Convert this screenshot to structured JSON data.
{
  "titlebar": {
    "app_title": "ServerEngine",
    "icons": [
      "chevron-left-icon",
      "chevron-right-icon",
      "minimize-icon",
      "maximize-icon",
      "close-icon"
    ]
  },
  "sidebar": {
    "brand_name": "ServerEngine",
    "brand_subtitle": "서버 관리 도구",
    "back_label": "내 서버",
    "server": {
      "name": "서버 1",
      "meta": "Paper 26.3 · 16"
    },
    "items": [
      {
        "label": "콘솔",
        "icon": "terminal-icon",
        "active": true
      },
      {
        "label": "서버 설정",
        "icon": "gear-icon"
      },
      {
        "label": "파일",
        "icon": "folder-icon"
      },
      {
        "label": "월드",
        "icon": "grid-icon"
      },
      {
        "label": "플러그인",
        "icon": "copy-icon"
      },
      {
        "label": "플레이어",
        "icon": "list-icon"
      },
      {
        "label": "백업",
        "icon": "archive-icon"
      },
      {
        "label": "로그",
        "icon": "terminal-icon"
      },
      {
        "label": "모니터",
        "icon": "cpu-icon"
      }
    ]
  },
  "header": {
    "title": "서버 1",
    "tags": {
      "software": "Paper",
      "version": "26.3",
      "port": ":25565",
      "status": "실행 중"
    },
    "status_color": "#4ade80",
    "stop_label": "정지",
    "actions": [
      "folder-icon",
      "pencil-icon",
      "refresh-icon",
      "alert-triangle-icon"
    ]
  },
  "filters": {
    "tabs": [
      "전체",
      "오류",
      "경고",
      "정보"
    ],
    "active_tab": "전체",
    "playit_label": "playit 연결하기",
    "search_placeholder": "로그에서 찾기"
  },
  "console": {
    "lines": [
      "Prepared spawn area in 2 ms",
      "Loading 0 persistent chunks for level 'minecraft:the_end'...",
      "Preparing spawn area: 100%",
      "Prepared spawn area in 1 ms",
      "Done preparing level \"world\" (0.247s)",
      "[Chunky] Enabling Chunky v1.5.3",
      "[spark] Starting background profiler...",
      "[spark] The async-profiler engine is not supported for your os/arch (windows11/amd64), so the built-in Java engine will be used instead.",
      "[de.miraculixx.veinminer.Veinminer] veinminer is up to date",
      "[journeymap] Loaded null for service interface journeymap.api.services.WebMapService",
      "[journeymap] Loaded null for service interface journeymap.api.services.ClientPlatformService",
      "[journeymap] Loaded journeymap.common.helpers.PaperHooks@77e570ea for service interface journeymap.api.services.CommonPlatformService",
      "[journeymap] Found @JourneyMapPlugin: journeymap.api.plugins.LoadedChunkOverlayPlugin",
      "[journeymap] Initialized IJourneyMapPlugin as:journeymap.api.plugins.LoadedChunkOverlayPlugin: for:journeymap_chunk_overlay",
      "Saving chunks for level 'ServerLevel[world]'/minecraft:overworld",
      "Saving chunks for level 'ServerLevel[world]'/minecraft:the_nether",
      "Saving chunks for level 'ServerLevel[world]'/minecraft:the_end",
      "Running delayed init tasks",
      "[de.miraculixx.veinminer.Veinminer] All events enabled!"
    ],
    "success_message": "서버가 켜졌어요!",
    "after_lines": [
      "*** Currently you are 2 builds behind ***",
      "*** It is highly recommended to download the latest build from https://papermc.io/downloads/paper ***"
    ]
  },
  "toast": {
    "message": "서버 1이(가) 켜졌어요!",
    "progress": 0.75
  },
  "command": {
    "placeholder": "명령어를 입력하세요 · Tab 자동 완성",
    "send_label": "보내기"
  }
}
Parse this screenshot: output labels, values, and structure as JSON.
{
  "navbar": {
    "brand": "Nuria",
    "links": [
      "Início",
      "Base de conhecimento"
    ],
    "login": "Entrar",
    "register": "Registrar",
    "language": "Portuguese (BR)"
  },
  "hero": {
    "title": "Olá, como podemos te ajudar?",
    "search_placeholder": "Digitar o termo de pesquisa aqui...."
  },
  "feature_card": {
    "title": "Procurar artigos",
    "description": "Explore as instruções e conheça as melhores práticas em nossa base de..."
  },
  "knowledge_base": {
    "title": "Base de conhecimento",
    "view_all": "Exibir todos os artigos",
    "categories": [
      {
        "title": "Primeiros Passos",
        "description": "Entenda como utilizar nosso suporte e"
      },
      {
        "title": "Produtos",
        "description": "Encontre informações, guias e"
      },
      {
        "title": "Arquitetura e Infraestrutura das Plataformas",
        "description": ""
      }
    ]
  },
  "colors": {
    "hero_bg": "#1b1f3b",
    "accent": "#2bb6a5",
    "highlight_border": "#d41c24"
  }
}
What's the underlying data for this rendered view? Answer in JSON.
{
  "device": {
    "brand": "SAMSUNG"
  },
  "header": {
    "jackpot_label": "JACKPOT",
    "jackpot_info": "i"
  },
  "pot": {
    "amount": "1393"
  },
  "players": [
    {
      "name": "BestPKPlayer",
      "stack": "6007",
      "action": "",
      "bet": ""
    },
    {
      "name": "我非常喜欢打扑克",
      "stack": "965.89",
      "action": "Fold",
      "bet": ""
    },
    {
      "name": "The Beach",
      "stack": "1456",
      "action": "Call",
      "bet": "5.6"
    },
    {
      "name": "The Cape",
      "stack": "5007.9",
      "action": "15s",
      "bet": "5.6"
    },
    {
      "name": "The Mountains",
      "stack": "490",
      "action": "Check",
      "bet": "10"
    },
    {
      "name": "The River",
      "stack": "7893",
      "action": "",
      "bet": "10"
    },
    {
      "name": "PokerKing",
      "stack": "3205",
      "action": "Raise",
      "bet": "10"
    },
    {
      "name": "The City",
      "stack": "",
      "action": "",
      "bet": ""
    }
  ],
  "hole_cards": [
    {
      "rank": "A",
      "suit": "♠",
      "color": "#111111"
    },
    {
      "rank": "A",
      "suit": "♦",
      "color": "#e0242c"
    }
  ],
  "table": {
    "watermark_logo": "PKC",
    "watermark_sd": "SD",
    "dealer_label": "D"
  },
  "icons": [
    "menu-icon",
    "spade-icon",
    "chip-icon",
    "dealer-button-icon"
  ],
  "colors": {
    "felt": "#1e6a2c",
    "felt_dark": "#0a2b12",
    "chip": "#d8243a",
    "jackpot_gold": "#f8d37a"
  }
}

What you have to do. Give the records above again, word for word.

Output.
Convert this screenshot to structured JSON data.
{
  "titlebar": {
    "app_title": "ServerEngine",
    "icons": [
      "chevron-left-icon",
      "chevron-right-icon",
      "minimize-icon",
      "maximize-icon",
      "close-icon"
    ]
  },
  "sidebar": {
    "brand_name": "ServerEngine",
    "brand_subtitle": "서버 관리 도구",
    "back_label": "내 서버",
    "server": {
      "name": "서버 1",
      "meta": "Paper 26.3 · 16"
    },
    "items": [
      {
        "label": "콘솔",
        "icon": "terminal-icon",
        "active": true
      },
      {
        "label": "서버 설정",
        "icon": "gear-icon"
      },
      {
        "label": "파일",
        "icon": "folder-icon"
      },
      {
        "label": "월드",
        "icon": "grid-icon"
      },
      {
        "label": "플러그인",
        "icon": "copy-icon"
      },
      {
        "label": "플레이어",
        "icon": "list-icon"
      },
      {
        "label": "백업",
        "icon": "archive-icon"
      },
      {
        "label": "로그",
        "icon": "terminal-icon"
      },
      {
        "label": "모니터",
        "icon": "cpu-icon"
      }
    ]
  },
  "header": {
    "title": "서버 1",
    "tags": {
      "software": "Paper",
      "version": "26.3",
      "port": ":25565",
      "status": "실행 중"
    },
    "status_color": "#4ade80",
    "stop_label": "정지",
    "actions": [
      "folder-icon",
      "pencil-icon",
      "refresh-icon",
      "alert-triangle-icon"
    ]
  },
  "filters": {
    "tabs": [
      "전체",
      "오류",
      "경고",
      "정보"
    ],
    "active_tab": "전체",
    "playit_label": "playit 연결하기",
    "search_placeholder": "로그에서 찾기"
  },
  "console": {
    "lines": [
      "Prepared spawn area in 2 ms",
      "Loading 0 persistent chunks for level 'minecraft:the_end'...",
      "Preparing spawn area: 100%",
      "Prepared spawn area in 1 ms",
      "Done preparing level \"world\" (0.247s)",
      "[Chunky] Enabling Chunky v1.5.3",
      "[spark] Starting background profiler...",
      "[spark] The async-profiler engine is not supported for your os/arch (windows11/amd64), so the built-in Java engine will be used instead.",
      "[de.miraculixx.veinminer.Veinminer] veinminer is up to date",
      "[journeymap] Loaded null for service interface journeymap.api.services.WebMapService",
      "[journeymap] Loaded null for service interface journeymap.api.services.ClientPlatformService",
      "[journeymap] Loaded journeymap.common.helpers.PaperHooks@77e570ea for service interface journeymap.api.services.CommonPlatformService",
      "[journeymap] Found @JourneyMapPlugin: journeymap.api.plugins.LoadedChunkOverlayPlugin",
      "[journeymap] Initialized IJourneyMapPlugin as:journeymap.api.plugins.LoadedChunkOverlayPlugin: for:journeymap_chunk_overlay",
      "Saving chunks for level 'ServerLevel[world]'/minecraft:overworld",
      "Saving chunks for level 'ServerLevel[world]'/minecraft:the_nether",
      "Saving chunks for level 'ServerLevel[world]'/minecraft:the_end",
      "Running delayed init tasks",
      "[de.miraculixx.veinminer.Veinminer] All events enabled!"
    ],
    "success_message": "서버가 켜졌어요!",
    "after_lines": [
      "*** Currently you are 2 builds behind ***",
      "*** It is highly recommended to download the latest build from https://papermc.io/downloads/paper ***"
    ]
  },
  "toast": {
    "message": "서버 1이(가) 켜졌어요!",
    "progress": 0.75
  },
  "command": {
    "placeholder": "명령어를 입력하세요 · Tab 자동 완성",
    "send_label": "보내기"
  }
}
Parse this screenshot: output labels, values, and structure as JSON.
{
  "navbar": {
    "brand": "Nuria",
    "links": [
      "Início",
      "Base de conhecimento"
    ],
    "login": "Entrar",
    "register": "Registrar",
    "language": "Portuguese (BR)"
  },
  "hero": {
    "title": "Olá, como podemos te ajudar?",
    "search_placeholder": "Digitar o termo de pesquisa aqui...."
  },
  "feature_card": {
    "title": "Procurar artigos",
    "description": "Explore as instruções e conheça as melhores práticas em nossa base de..."
  },
  "knowledge_base": {
    "title": "Base de conhecimento",
    "view_all": "Exibir todos os artigos",
    "categories": [
      {
        "title": "Primeiros Passos",
        "description": "Entenda como utilizar nosso suporte e"
      },
      {
        "title": "Produtos",
        "description": "Encontre informações, guias e"
      },
      {
        "title": "Arquitetura e Infraestrutura das Plataformas",
        "description": ""
      }
    ]
  },
  "colors": {
    "hero_bg": "#1b1f3b",
    "accent": "#2bb6a5",
    "highlight_border": "#d41c24"
  }
}
What's the underlying data for this rendered view? Answer in JSON.
{
  "device": {
    "brand": "SAMSUNG"
  },
  "header": {
    "jackpot_label": "JACKPOT",
    "jackpot_info": "i"
  },
  "pot": {
    "amount": "1393"
  },
  "players": [
    {
      "name": "BestPKPlayer",
      "stack": "6007",
      "action": "",
      "bet": ""
    },
    {
      "name": "我非常喜欢打扑克",
      "stack": "965.89",
      "action": "Fold",
      "bet": ""
    },
    {
      "name": "The Beach",
      "stack": "1456",
      "action": "Call",
      "bet": "5.6"
    },
    {
      "name": "The Cape",
      "stack": "5007.9",
      "action": "15s",
      "bet": "5.6"
    },
    {
      "name": "The Mountains",
      "stack": "490",
      "action": "Check",
      "bet": "10"
    },
    {
      "name": "The River",
      "stack": "7893",
      "action": "",
      "bet": "10"
    },
    {
      "name": "PokerKing",
      "stack": "3205",
      "action": "Raise",
      "bet": "10"
    },
    {
      "name": "The City",
      "stack": "",
      "action": "",
      "bet": ""
    }
  ],
  "hole_cards": [
    {
      "rank": "A",
      "suit": "♠",
      "color": "#111111"
    },
    {
      "rank": "A",
      "suit": "♦",
      "color": "#e0242c"
    }
  ],
  "table": {
    "watermark_logo": "PKC",
    "watermark_sd": "SD",
    "dealer_label": "D"
  },
  "icons": [
    "menu-icon",
    "spade-icon",
    "chip-icon",
    "dealer-button-icon"
  ],
  "colors": {
    "felt": "#1e6a2c",
    "felt_dark": "#0a2b12",
    "chip": "#d8243a",
    "jackpot_gold": "#f8d37a"
  }
}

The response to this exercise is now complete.